TO BE DONE:
Reproduce the listing below in its entirety. Change nothing.

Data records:
- - - -
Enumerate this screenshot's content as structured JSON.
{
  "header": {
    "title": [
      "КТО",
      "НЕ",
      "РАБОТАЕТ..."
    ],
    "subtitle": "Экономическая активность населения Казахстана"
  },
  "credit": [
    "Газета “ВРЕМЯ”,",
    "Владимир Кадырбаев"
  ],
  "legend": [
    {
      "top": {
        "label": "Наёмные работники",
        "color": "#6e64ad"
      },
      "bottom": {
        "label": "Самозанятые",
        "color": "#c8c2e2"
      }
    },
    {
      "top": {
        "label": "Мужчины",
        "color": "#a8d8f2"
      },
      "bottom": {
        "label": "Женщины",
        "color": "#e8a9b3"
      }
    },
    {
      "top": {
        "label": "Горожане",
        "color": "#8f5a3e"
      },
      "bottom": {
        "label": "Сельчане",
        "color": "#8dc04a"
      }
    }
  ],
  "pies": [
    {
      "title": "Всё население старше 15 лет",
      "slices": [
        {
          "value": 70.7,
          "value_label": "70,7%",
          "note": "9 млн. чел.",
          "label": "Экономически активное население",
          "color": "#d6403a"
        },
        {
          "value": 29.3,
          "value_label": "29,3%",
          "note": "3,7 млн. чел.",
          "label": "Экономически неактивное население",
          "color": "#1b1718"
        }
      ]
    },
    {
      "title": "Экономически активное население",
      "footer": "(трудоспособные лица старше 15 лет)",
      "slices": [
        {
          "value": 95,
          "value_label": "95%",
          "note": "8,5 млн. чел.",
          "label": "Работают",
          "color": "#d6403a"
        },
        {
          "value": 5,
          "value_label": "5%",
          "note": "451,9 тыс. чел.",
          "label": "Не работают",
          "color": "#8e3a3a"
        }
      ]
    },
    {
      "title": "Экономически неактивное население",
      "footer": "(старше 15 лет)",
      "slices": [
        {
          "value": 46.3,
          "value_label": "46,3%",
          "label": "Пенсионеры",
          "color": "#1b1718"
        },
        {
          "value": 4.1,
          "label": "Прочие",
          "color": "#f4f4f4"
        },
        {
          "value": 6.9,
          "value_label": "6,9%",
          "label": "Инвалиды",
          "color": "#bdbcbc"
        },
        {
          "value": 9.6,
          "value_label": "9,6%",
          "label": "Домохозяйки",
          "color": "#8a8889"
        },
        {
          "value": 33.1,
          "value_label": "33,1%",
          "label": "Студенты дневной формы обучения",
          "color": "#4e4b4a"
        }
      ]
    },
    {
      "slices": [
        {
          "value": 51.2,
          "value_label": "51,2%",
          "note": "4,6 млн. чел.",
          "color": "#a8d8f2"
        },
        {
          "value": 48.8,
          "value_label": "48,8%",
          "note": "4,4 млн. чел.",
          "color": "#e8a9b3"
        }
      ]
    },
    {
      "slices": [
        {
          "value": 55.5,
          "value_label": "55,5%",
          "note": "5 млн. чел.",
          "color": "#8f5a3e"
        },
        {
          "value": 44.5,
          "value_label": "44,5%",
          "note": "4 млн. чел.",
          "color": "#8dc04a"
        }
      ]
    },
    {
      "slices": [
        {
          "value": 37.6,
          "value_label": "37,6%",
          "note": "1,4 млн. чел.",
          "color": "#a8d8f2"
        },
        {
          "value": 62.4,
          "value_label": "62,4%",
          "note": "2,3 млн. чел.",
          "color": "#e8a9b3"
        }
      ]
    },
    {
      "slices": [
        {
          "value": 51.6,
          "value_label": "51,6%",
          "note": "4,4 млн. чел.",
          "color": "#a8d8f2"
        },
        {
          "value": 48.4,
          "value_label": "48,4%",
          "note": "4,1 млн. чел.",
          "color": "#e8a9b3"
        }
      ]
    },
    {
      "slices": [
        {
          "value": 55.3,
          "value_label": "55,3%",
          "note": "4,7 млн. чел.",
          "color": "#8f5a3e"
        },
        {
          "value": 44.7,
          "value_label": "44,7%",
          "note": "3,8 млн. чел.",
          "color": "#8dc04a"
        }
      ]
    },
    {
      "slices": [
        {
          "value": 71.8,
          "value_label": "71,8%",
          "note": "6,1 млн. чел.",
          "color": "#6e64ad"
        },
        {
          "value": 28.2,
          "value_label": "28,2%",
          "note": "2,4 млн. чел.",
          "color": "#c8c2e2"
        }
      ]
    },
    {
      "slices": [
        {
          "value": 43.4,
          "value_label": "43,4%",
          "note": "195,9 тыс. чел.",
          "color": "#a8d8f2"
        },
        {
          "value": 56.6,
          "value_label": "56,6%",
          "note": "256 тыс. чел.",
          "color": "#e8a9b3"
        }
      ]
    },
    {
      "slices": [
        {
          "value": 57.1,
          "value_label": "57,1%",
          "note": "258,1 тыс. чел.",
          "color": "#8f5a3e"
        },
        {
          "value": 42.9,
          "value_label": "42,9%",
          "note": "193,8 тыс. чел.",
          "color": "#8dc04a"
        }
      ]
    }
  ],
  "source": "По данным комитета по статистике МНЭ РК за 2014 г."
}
- - - -
CORRECT OUTPUT:
Enumerate this screenshot's content as structured JSON.
{
  "header": {
    "title": [
      "КТО",
      "НЕ",
      "РАБОТАЕТ..."
    ],
    "subtitle": "Экономическая активность населения Казахстана"
  },
  "credit": [
    "Газета “ВРЕМЯ”,",
    "Владимир Кадырбаев"
  ],
  "legend": [
    {
      "top": {
        "label": "Наёмные работники",
        "color": "#6e64ad"
      },
      "bottom": {
        "label": "Самозанятые",
        "color": "#c8c2e2"
      }
    },
    {
      "top": {
        "label": "Мужчины",
        "color": "#a8d8f2"
      },
      "bottom": {
        "label": "Женщины",
        "color": "#e8a9b3"
      }
    },
    {
      "top": {
        "label": "Горожане",
        "color": "#8f5a3e"
      },
      "bottom": {
        "label": "Сельчане",
        "color": "#8dc04a"
      }
    }
  ],
  "pies": [
    {
      "title": "Всё население старше 15 лет",
      "slices": [
        {
          "value": 70.7,
          "value_label": "70,7%",
          "note": "9 млн. чел.",
          "label": "Экономически активное население",
          "color": "#d6403a"
        },
        {
          "value": 29.3,
          "value_label": "29,3%",
          "note": "3,7 млн. чел.",
          "label": "Экономически неактивное население",
          "color": "#1b1718"
        }
      ]
    },
    {
      "title": "Экономически активное население",
      "footer": "(трудоспособные лица старше 15 лет)",
      "slices": [
        {
          "value": 95,
          "value_label": "95%",
          "note": "8,5 млн. чел.",
          "label": "Работают",
          "color": "#d6403a"
        },
        {
          "value": 5,
          "value_label": "5%",
          "note": "451,9 тыс. чел.",
          "label": "Не работают",
          "color": "#8e3a3a"
        }
      ]
    },
    {
      "title": "Экономически неактивное население",
      "footer": "(старше 15 лет)",
      "slices": [
        {
          "value": 46.3,
          "value_label": "46,3%",
          "label": "Пенсионеры",
          "color": "#1b1718"
        },
        {
          "value": 4.1,
          "label": "Прочие",
          "color": "#f4f4f4"
        },
        {
          "value": 6.9,
          "value_label": "6,9%",
          "label": "Инвалиды",
          "color": "#bdbcbc"
        },
        {
          "value": 9.6,
          "value_label": "9,6%",
          "label": "Домохозяйки",
          "color": "#8a8889"
        },
        {
          "value": 33.1,
          "value_label": "33,1%",
          "label": "Студенты дневной формы обучения",
          "color": "#4e4b4a"
        }
      ]
    },
    {
      "slices": [
        {
          "value": 51.2,
          "value_label": "51,2%",
          "note": "4,6 млн. чел.",
          "color": "#a8d8f2"
        },
        {
          "value": 48.8,
          "value_label": "48,8%",
          "note": "4,4 млн. чел.",
          "color": "#e8a9b3"
        }
      ]
    },
    {
      "slices": [
        {
          "value": 55.5,
          "value_label": "55,5%",
          "note": "5 млн. чел.",
          "color": "#8f5a3e"
        },
        {
          "value": 44.5,
          "value_label": "44,5%",
          "note": "4 млн. чел.",
          "color": "#8dc04a"
        }
      ]
    },
    {
      "slices": [
        {
          "value": 37.6,
          "value_label": "37,6%",
          "note": "1,4 млн. чел.",
          "color": "#a8d8f2"
        },
        {
          "value": 62.4,
          "value_label": "62,4%",
          "note": "2,3 млн. чел.",
          "color": "#e8a9b3"
        }
      ]
    },
    {
      "slices": [
        {
          "value": 51.6,
          "value_label": "51,6%",
          "note": "4,4 млн. чел.",
          "color": "#a8d8f2"
        },
        {
          "value": 48.4,
          "value_label": "48,4%",
          "note": "4,1 млн. чел.",
          "color": "#e8a9b3"
        }
      ]
    },
    {
      "slices": [
        {
          "value": 55.3,
          "value_label": "55,3%",
          "note": "4,7 млн. чел.",
          "color": "#8f5a3e"
        },
        {
          "value": 44.7,
          "value_label": "44,7%",
          "note": "3,8 млн. чел.",
          "color": "#8dc04a"
        }
      ]
    },
    {
      "slices": [
        {
          "value": 71.8,
          "value_label": "71,8%",
          "note": "6,1 млн. чел.",
          "color": "#6e64ad"
        },
        {
          "value": 28.2,
          "value_label": "28,2%",
          "note": "2,4 млн. чел.",
          "color": "#c8c2e2"
        }
      ]
    },
    {
      "slices": [
        {
          "value": 43.4,
          "value_label": "43,4%",
          "note": "195,9 тыс. чел.",
          "color": "#a8d8f2"
        },
        {
          "value": 56.6,
          "value_label": "56,6%",
          "note": "256 тыс. чел.",
          "color": "#e8a9b3"
        }
      ]
    },
    {
      "slices": [
        {
          "value": 57.1,
          "value_label": "57,1%",
          "note": "258,1 тыс. чел.",
          "color": "#8f5a3e"
        },
        {
          "value": 42.9,
          "value_label": "42,9%",
          "note": "193,8 тыс. чел.",
          "color": "#8dc04a"
        }
      ]
    }
  ],
  "source": "По данным комитета по статистике МНЭ РК за 2014 г."
}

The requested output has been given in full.